● **Goal of the exercise**:
From the listing below, extract every line containing "this".

● **Records for the exercise**:
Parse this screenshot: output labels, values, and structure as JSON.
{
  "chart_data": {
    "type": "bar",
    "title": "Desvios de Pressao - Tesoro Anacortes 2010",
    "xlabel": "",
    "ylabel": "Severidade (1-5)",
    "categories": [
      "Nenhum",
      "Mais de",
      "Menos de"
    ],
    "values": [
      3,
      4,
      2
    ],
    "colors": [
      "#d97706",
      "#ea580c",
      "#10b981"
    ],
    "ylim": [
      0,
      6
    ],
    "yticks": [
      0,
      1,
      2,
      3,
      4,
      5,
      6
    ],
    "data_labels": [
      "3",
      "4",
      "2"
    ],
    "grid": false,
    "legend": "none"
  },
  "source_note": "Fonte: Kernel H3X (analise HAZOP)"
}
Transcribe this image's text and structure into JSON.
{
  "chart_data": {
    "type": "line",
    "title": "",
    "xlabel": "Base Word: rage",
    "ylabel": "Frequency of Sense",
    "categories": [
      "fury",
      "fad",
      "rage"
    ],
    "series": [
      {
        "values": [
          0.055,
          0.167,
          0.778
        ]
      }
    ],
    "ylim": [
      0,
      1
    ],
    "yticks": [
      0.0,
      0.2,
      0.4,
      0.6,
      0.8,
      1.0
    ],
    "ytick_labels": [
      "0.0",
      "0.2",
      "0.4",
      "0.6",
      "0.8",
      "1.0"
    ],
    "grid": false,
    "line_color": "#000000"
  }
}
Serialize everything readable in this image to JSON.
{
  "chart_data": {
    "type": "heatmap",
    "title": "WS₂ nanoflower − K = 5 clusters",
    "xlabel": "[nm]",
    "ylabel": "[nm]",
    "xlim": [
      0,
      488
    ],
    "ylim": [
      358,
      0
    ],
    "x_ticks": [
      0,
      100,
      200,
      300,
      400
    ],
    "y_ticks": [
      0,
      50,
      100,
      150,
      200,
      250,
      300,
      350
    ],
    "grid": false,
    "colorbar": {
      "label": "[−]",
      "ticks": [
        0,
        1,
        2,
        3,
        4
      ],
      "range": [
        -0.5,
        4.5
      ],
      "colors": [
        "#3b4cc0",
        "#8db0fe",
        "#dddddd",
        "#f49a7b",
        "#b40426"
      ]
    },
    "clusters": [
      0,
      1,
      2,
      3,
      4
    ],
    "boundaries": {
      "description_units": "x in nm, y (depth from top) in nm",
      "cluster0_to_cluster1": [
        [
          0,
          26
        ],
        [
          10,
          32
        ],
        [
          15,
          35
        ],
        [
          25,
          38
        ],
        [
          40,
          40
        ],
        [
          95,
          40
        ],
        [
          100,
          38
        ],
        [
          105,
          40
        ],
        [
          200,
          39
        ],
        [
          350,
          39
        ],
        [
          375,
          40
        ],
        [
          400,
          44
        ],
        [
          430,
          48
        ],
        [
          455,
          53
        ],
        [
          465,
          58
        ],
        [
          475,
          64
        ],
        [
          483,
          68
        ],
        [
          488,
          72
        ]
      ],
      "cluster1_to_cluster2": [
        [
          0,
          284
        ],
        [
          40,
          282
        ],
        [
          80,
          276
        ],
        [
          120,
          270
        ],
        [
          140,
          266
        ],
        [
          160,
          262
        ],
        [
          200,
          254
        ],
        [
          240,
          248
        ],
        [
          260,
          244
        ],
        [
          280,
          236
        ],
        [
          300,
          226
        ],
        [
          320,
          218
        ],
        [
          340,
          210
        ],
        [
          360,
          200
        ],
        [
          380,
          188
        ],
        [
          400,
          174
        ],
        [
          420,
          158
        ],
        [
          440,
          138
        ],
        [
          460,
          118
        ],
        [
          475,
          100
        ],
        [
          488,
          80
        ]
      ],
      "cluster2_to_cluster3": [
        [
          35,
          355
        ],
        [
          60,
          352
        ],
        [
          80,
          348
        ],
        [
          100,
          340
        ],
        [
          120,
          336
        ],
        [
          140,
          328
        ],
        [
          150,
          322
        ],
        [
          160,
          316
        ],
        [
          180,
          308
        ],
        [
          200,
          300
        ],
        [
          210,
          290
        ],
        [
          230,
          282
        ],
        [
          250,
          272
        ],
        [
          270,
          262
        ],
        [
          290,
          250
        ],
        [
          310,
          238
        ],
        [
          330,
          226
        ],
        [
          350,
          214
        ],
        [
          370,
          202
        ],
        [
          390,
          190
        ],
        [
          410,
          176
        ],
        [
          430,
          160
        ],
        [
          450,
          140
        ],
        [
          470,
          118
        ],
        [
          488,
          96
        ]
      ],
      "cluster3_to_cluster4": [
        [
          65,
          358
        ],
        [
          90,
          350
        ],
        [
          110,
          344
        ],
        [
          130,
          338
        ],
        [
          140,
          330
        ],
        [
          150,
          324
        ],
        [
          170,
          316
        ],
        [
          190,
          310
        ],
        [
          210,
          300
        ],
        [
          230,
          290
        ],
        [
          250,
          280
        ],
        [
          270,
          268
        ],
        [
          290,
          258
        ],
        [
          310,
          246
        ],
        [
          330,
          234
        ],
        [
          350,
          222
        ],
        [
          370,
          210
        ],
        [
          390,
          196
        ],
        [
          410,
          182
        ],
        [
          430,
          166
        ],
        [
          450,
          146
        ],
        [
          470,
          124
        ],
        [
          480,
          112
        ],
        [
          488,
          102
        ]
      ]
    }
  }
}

● **Exercise solution**:
Parse this screenshot: output labels, values, and structure as JSON.
Transcribe this image's text and structure into JSON.
Serialize everything readable in this image to JSON.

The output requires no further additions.